*Exercise task*
Write out each line of the listing as it stands, without the images.
^^^^^^^^^^^^^^^^
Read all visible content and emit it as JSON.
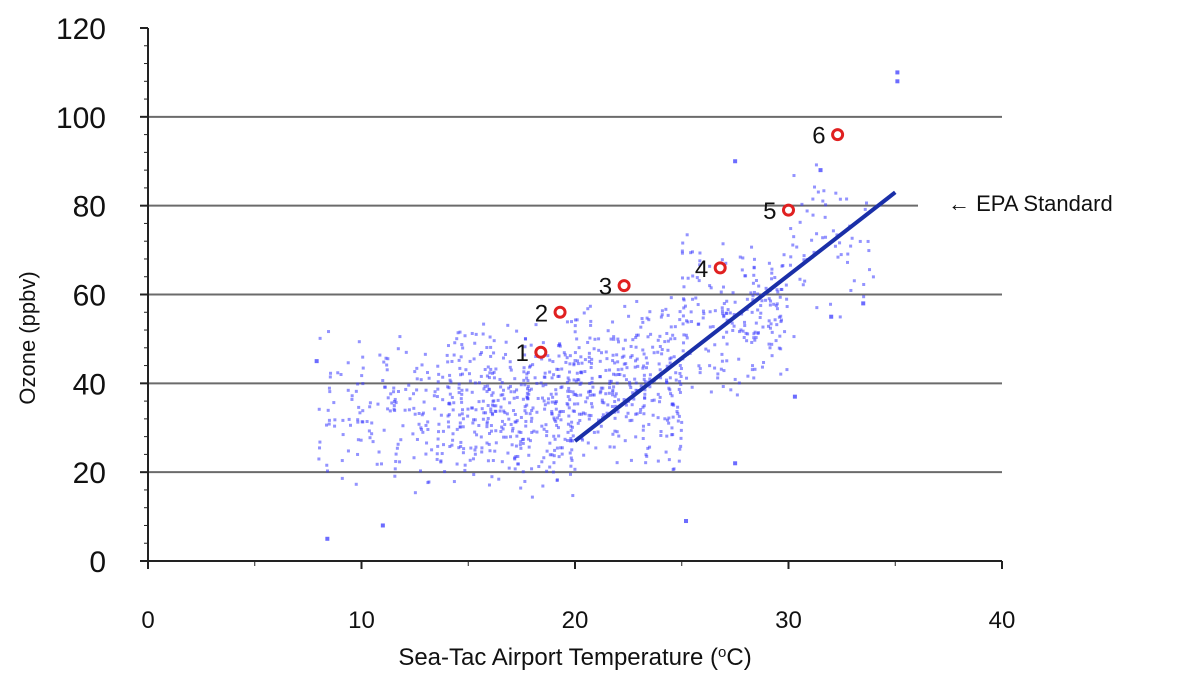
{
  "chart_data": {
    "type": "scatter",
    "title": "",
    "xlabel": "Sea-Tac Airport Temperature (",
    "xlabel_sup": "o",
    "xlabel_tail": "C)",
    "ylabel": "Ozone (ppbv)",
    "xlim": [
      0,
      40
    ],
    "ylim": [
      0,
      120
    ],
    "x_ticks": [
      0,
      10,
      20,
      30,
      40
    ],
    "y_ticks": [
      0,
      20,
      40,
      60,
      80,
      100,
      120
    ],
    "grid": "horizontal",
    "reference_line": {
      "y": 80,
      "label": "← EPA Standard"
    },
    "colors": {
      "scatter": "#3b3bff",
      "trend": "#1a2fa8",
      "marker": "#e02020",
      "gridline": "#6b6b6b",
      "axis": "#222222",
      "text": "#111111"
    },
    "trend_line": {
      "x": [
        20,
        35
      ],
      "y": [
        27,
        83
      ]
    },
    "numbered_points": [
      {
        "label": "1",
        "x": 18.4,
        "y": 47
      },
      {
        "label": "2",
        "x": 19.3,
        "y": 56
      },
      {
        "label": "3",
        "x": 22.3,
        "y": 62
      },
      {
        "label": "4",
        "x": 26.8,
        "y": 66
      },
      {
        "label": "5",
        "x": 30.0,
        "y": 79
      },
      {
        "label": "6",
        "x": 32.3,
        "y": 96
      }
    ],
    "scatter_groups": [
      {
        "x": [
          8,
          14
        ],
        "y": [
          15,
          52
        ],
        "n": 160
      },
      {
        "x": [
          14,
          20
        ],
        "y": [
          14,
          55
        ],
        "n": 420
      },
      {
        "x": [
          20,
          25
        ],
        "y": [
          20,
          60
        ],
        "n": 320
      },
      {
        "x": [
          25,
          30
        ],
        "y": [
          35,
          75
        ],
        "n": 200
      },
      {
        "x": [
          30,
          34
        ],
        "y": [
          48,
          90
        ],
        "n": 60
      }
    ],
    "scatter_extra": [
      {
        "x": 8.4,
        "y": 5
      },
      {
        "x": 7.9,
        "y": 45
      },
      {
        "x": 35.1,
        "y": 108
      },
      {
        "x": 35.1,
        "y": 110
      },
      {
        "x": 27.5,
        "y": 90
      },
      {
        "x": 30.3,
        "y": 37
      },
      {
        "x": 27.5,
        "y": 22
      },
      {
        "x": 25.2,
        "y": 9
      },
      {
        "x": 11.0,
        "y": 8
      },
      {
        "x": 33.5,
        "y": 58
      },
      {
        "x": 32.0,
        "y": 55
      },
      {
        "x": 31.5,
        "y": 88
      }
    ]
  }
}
^^^^^^^^^^^^^^^^
*Response to the task*
Read all visible content and emit it as JSON.
{
  "chart_data": {
    "type": "scatter",
    "title": "",
    "xlabel": "Sea-Tac Airport Temperature (",
    "xlabel_sup": "o",
    "xlabel_tail": "C)",
    "ylabel": "Ozone (ppbv)",
    "xlim": [
      0,
      40
    ],
    "ylim": [
      0,
      120
    ],
    "x_ticks": [
      0,
      10,
      20,
      30,
      40
    ],
    "y_ticks": [
      0,
      20,
      40,
      60,
      80,
      100,
      120
    ],
    "grid": "horizontal",
    "reference_line": {
      "y": 80,
      "label": "← EPA Standard"
    },
    "colors": {
      "scatter": "#3b3bff",
      "trend": "#1a2fa8",
      "marker": "#e02020",
      "gridline": "#6b6b6b",
      "axis": "#222222",
      "text": "#111111"
    },
    "trend_line": {
      "x": [
        20,
        35
      ],
      "y": [
        27,
        83
      ]
    },
    "numbered_points": [
      {
        "label": "1",
        "x": 18.4,
        "y": 47
      },
      {
        "label": "2",
        "x": 19.3,
        "y": 56
      },
      {
        "label": "3",
        "x": 22.3,
        "y": 62
      },
      {
        "label": "4",
        "x": 26.8,
        "y": 66
      },
      {
        "label": "5",
        "x": 30.0,
        "y": 79
      },
      {
        "label": "6",
        "x": 32.3,
        "y": 96
      }
    ],
    "scatter_groups": [
      {
        "x": [
          8,
          14
        ],
        "y": [
          15,
          52
        ],
        "n": 160
      },
      {
        "x": [
          14,
          20
        ],
        "y": [
          14,
          55
        ],
        "n": 420
      },
      {
        "x": [
          20,
          25
        ],
        "y": [
          20,
          60
        ],
        "n": 320
      },
      {
        "x": [
          25,
          30
        ],
        "y": [
          35,
          75
        ],
        "n": 200
      },
      {
        "x": [
          30,
          34
        ],
        "y": [
          48,
          90
        ],
        "n": 60
      }
    ],
    "scatter_extra": [
      {
        "x": 8.4,
        "y": 5
      },
      {
        "x": 7.9,
        "y": 45
      },
      {
        "x": 35.1,
        "y": 108
      },
      {
        "x": 35.1,
        "y": 110
      },
      {
        "x": 27.5,
        "y": 90
      },
      {
        "x": 30.3,
        "y": 37
      },
      {
        "x": 27.5,
        "y": 22
      },
      {
        "x": 25.2,
        "y": 9
      },
      {
        "x": 11.0,
        "y": 8
      },
      {
        "x": 33.5,
        "y": 58
      },
      {
        "x": 32.0,
        "y": 55
      },
      {
        "x": 31.5,
        "y": 88
      }
    ]
  }
}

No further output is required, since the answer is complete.